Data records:
◆ ◆ ◆ ◆

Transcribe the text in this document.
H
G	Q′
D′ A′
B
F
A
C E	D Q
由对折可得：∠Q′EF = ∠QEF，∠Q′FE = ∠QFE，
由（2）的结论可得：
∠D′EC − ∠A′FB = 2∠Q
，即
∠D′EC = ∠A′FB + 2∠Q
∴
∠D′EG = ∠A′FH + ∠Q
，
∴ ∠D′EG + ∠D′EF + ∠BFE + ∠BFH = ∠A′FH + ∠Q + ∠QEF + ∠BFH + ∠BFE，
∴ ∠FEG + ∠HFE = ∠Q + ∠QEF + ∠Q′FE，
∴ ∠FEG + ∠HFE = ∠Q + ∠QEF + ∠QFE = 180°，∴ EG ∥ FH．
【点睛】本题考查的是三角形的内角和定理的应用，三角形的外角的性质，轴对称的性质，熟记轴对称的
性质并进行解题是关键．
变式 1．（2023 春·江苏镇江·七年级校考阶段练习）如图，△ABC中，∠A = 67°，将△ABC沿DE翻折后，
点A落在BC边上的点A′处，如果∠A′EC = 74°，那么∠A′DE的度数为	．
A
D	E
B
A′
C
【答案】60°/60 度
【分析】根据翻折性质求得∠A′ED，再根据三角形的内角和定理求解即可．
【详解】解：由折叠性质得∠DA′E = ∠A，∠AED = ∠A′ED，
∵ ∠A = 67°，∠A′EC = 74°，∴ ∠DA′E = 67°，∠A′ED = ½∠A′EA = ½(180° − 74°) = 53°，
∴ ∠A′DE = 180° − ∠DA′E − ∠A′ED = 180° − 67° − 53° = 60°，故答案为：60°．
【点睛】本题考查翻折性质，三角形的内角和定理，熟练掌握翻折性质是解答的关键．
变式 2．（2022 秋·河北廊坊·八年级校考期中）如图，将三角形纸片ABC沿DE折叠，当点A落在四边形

◆ ◆ ◆ ◆

Task details: Write out every record shown above, word for word.

Answer to this exercise:
Transcribe the text in this document.
H
G	Q′
D′ A′
B
F
A
C E	D Q
由对折可得：∠Q′EF = ∠QEF，∠Q′FE = ∠QFE，
由（2）的结论可得：
∠D′EC − ∠A′FB = 2∠Q
，即
∠D′EC = ∠A′FB + 2∠Q
∴
∠D′EG = ∠A′FH + ∠Q
，
∴ ∠D′EG + ∠D′EF + ∠BFE + ∠BFH = ∠A′FH + ∠Q + ∠QEF + ∠BFH + ∠BFE，
∴ ∠FEG + ∠HFE = ∠Q + ∠QEF + ∠Q′FE，
∴ ∠FEG + ∠HFE = ∠Q + ∠QEF + ∠QFE = 180°，∴ EG ∥ FH．
【点睛】本题考查的是三角形的内角和定理的应用，三角形的外角的性质，轴对称的性质，熟记轴对称的
性质并进行解题是关键．
变式 1．（2023 春·江苏镇江·七年级校考阶段练习）如图，△ABC中，∠A = 67°，将△ABC沿DE翻折后，
点A落在BC边上的点A′处，如果∠A′EC = 74°，那么∠A′DE的度数为	．
A
D	E
B
A′
C
【答案】60°/60 度
【分析】根据翻折性质求得∠A′ED，再根据三角形的内角和定理求解即可．
【详解】解：由折叠性质得∠DA′E = ∠A，∠AED = ∠A′ED，
∵ ∠A = 67°，∠A′EC = 74°，∴ ∠DA′E = 67°，∠A′ED = ½∠A′EA = ½(180° − 74°) = 53°，
∴ ∠A′DE = 180° − ∠DA′E − ∠A′ED = 180° − 67° − 53° = 60°，故答案为：60°．
【点睛】本题考查翻折性质，三角形的内角和定理，熟练掌握翻折性质是解答的关键．
变式 2．（2022 秋·河北廊坊·八年级校考期中）如图，将三角形纸片ABC沿DE折叠，当点A落在四边形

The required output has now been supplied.